- STATED GOAL
Output all the entries word for word. Omit the pictures.

* START TASK MATERIAL *

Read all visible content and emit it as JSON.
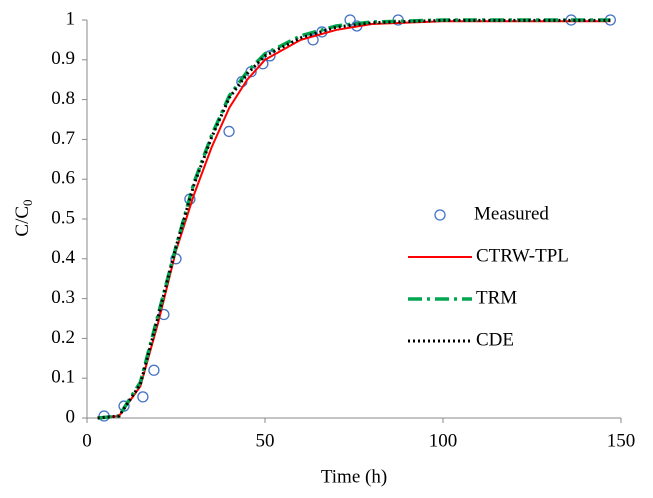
{
  "chart_data": {
    "type": "line",
    "x_label": "Time (h)",
    "y_label_parts": [
      "C/C",
      "0"
    ],
    "xlim": [
      0,
      150
    ],
    "xticks": [
      0,
      50,
      100,
      150
    ],
    "ylim": [
      0,
      1
    ],
    "yticks": [
      0,
      0.1,
      0.2,
      0.3,
      0.4,
      0.5,
      0.6,
      0.7,
      0.8,
      0.9,
      1
    ],
    "grid": false,
    "legend": "right",
    "series": [
      {
        "name": "Measured",
        "type": "scatter",
        "color": "#4472c4",
        "x": [
          4.8,
          10.4,
          15.7,
          18.8,
          21.6,
          25.0,
          28.9,
          39.9,
          43.5,
          46.1,
          49.4,
          51.4,
          63.5,
          66.0,
          73.9,
          75.8,
          87.4,
          136,
          147
        ],
        "values": [
          0.005,
          0.03,
          0.053,
          0.12,
          0.26,
          0.4,
          0.55,
          0.72,
          0.845,
          0.87,
          0.89,
          0.91,
          0.95,
          0.97,
          1.0,
          0.985,
          1.0,
          1.0,
          1.0
        ]
      },
      {
        "name": "CTRW-TPL",
        "type": "line",
        "color": "#ff0000",
        "line_style": "solid",
        "x": [
          3,
          9,
          15,
          20,
          25,
          30,
          35,
          40,
          45,
          50,
          60,
          70,
          80,
          100,
          147
        ],
        "values": [
          0,
          0.005,
          0.08,
          0.24,
          0.42,
          0.56,
          0.68,
          0.78,
          0.85,
          0.9,
          0.95,
          0.975,
          0.99,
          0.997,
          0.997
        ]
      },
      {
        "name": "TRM",
        "type": "line",
        "color": "#00a550",
        "line_style": "dashdot",
        "x": [
          3,
          9,
          15,
          20,
          25,
          30,
          35,
          40,
          45,
          50,
          60,
          70,
          80,
          100,
          147
        ],
        "values": [
          0,
          0.005,
          0.09,
          0.26,
          0.43,
          0.59,
          0.71,
          0.81,
          0.87,
          0.915,
          0.96,
          0.985,
          0.995,
          1,
          1
        ]
      },
      {
        "name": "CDE",
        "type": "line",
        "color": "#000000",
        "line_style": "dotted",
        "x": [
          3,
          9,
          15,
          20,
          25,
          30,
          35,
          40,
          45,
          50,
          60,
          70,
          80,
          100,
          147
        ],
        "values": [
          0,
          0.005,
          0.085,
          0.255,
          0.43,
          0.585,
          0.705,
          0.805,
          0.865,
          0.91,
          0.955,
          0.982,
          0.993,
          0.999,
          0.999
        ]
      }
    ]
  }
}
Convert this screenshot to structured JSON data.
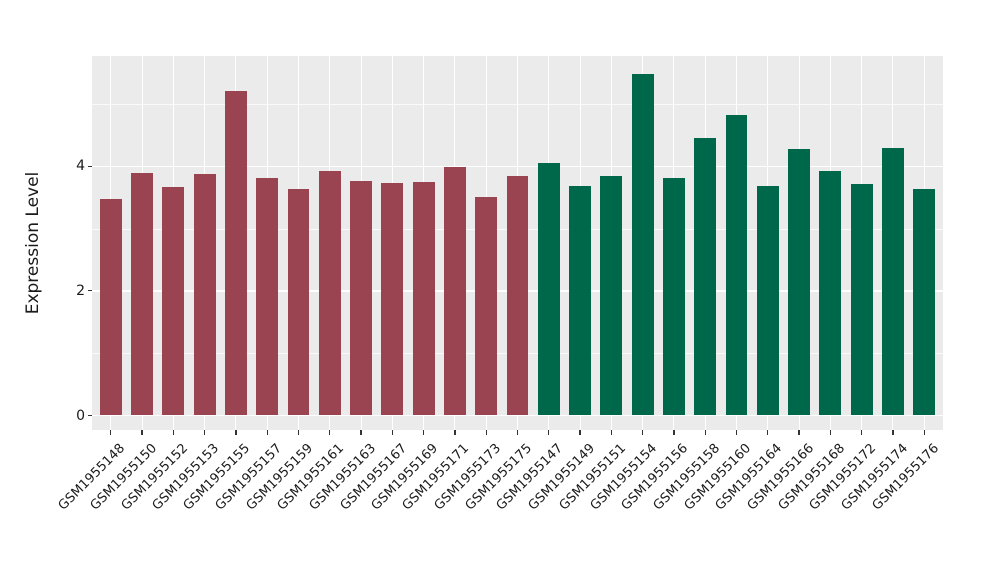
{
  "chart_data": {
    "type": "bar",
    "title": "",
    "xlabel": "",
    "ylabel": "Expression Level",
    "y_ticks": [
      0,
      2,
      4
    ],
    "y_minor_gridlines": [
      1,
      3,
      5
    ],
    "ylim": [
      -0.27,
      5.77
    ],
    "grid": true,
    "legend_position": "none",
    "categories": [
      "GSM1955148",
      "GSM1955150",
      "GSM1955152",
      "GSM1955153",
      "GSM1955155",
      "GSM1955157",
      "GSM1955159",
      "GSM1955161",
      "GSM1955163",
      "GSM1955167",
      "GSM1955169",
      "GSM1955171",
      "GSM1955173",
      "GSM1955175",
      "GSM1955147",
      "GSM1955149",
      "GSM1955151",
      "GSM1955154",
      "GSM1955156",
      "GSM1955158",
      "GSM1955160",
      "GSM1955164",
      "GSM1955166",
      "GSM1955168",
      "GSM1955172",
      "GSM1955174",
      "GSM1955176"
    ],
    "values": [
      3.47,
      3.89,
      3.66,
      3.88,
      5.21,
      3.81,
      3.63,
      3.92,
      3.76,
      3.73,
      3.74,
      3.99,
      3.51,
      3.84,
      4.06,
      3.69,
      3.84,
      5.48,
      3.82,
      4.46,
      4.82,
      3.68,
      4.28,
      3.92,
      3.71,
      4.29,
      3.63
    ],
    "groups": [
      "group1",
      "group1",
      "group1",
      "group1",
      "group1",
      "group1",
      "group1",
      "group1",
      "group1",
      "group1",
      "group1",
      "group1",
      "group1",
      "group1",
      "group2",
      "group2",
      "group2",
      "group2",
      "group2",
      "group2",
      "group2",
      "group2",
      "group2",
      "group2",
      "group2",
      "group2",
      "group2"
    ],
    "group_colors": {
      "group1": "#9A4351",
      "group2": "#00684A"
    }
  },
  "style": {
    "figure_background": "#FFFFFF",
    "panel_background": "#EBEBEB",
    "gridline_major_color": "#FFFFFF",
    "gridline_minor_color": "#FFFFFF",
    "axis_text_color": "#1A1A1A",
    "tick_mark_color": "#333333"
  }
}
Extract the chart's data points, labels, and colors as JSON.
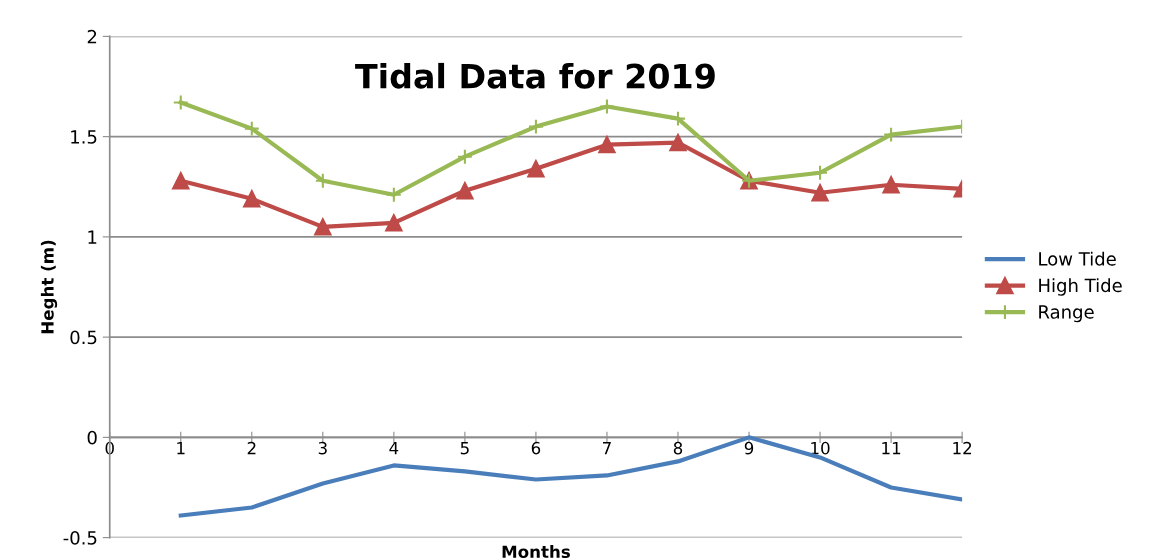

* END TASK MATERIAL *

- EXERCISE ANSWER
Read all visible content and emit it as JSON.
{
  "chart_data": {
    "type": "line",
    "x_label": "Time (h)",
    "y_label_parts": [
      "C/C",
      "0"
    ],
    "xlim": [
      0,
      150
    ],
    "xticks": [
      0,
      50,
      100,
      150
    ],
    "ylim": [
      0,
      1
    ],
    "yticks": [
      0,
      0.1,
      0.2,
      0.3,
      0.4,
      0.5,
      0.6,
      0.7,
      0.8,
      0.9,
      1
    ],
    "grid": false,
    "legend": "right",
    "series": [
      {
        "name": "Measured",
        "type": "scatter",
        "color": "#4472c4",
        "x": [
          4.8,
          10.4,
          15.7,
          18.8,
          21.6,
          25.0,
          28.9,
          39.9,
          43.5,
          46.1,
          49.4,
          51.4,
          63.5,
          66.0,
          73.9,
          75.8,
          87.4,
          136,
          147
        ],
        "values": [
          0.005,
          0.03,
          0.053,
          0.12,
          0.26,
          0.4,
          0.55,
          0.72,
          0.845,
          0.87,
          0.89,
          0.91,
          0.95,
          0.97,
          1.0,
          0.985,
          1.0,
          1.0,
          1.0
        ]
      },
      {
        "name": "CTRW-TPL",
        "type": "line",
        "color": "#ff0000",
        "line_style": "solid",
        "x": [
          3,
          9,
          15,
          20,
          25,
          30,
          35,
          40,
          45,
          50,
          60,
          70,
          80,
          100,
          147
        ],
        "values": [
          0,
          0.005,
          0.08,
          0.24,
          0.42,
          0.56,
          0.68,
          0.78,
          0.85,
          0.9,
          0.95,
          0.975,
          0.99,
          0.997,
          0.997
        ]
      },
      {
        "name": "TRM",
        "type": "line",
        "color": "#00a550",
        "line_style": "dashdot",
        "x": [
          3,
          9,
          15,
          20,
          25,
          30,
          35,
          40,
          45,
          50,
          60,
          70,
          80,
          100,
          147
        ],
        "values": [
          0,
          0.005,
          0.09,
          0.26,
          0.43,
          0.59,
          0.71,
          0.81,
          0.87,
          0.915,
          0.96,
          0.985,
          0.995,
          1,
          1
        ]
      },
      {
        "name": "CDE",
        "type": "line",
        "color": "#000000",
        "line_style": "dotted",
        "x": [
          3,
          9,
          15,
          20,
          25,
          30,
          35,
          40,
          45,
          50,
          60,
          70,
          80,
          100,
          147
        ],
        "values": [
          0,
          0.005,
          0.085,
          0.255,
          0.43,
          0.585,
          0.705,
          0.805,
          0.865,
          0.91,
          0.955,
          0.982,
          0.993,
          0.999,
          0.999
        ]
      }
    ]
  }
}
Convert this screenshot to structured JSON data.
{
  "chart_data": {
    "type": "bar",
    "title": "",
    "xlabel": "",
    "ylabel": "Expression Level",
    "y_ticks": [
      0,
      2,
      4
    ],
    "y_minor_gridlines": [
      1,
      3,
      5
    ],
    "ylim": [
      -0.27,
      5.77
    ],
    "grid": true,
    "legend_position": "none",
    "categories": [
      "GSM1955148",
      "GSM1955150",
      "GSM1955152",
      "GSM1955153",
      "GSM1955155",
      "GSM1955157",
      "GSM1955159",
      "GSM1955161",
      "GSM1955163",
      "GSM1955167",
      "GSM1955169",
      "GSM1955171",
      "GSM1955173",
      "GSM1955175",
      "GSM1955147",
      "GSM1955149",
      "GSM1955151",
      "GSM1955154",
      "GSM1955156",
      "GSM1955158",
      "GSM1955160",
      "GSM1955164",
      "GSM1955166",
      "GSM1955168",
      "GSM1955172",
      "GSM1955174",
      "GSM1955176"
    ],
    "values": [
      3.47,
      3.89,
      3.66,
      3.88,
      5.21,
      3.81,
      3.63,
      3.92,
      3.76,
      3.73,
      3.74,
      3.99,
      3.51,
      3.84,
      4.06,
      3.69,
      3.84,
      5.48,
      3.82,
      4.46,
      4.82,
      3.68,
      4.28,
      3.92,
      3.71,
      4.29,
      3.63
    ],
    "groups": [
      "group1",
      "group1",
      "group1",
      "group1",
      "group1",
      "group1",
      "group1",
      "group1",
      "group1",
      "group1",
      "group1",
      "group1",
      "group1",
      "group1",
      "group2",
      "group2",
      "group2",
      "group2",
      "group2",
      "group2",
      "group2",
      "group2",
      "group2",
      "group2",
      "group2",
      "group2",
      "group2"
    ],
    "group_colors": {
      "group1": "#9A4351",
      "group2": "#00684A"
    }
  },
  "style": {
    "figure_background": "#FFFFFF",
    "panel_background": "#EBEBEB",
    "gridline_major_color": "#FFFFFF",
    "gridline_minor_color": "#FFFFFF",
    "axis_text_color": "#1A1A1A",
    "tick_mark_color": "#333333"
  }
}
Extract the chart's data points, labels, and colors as JSON.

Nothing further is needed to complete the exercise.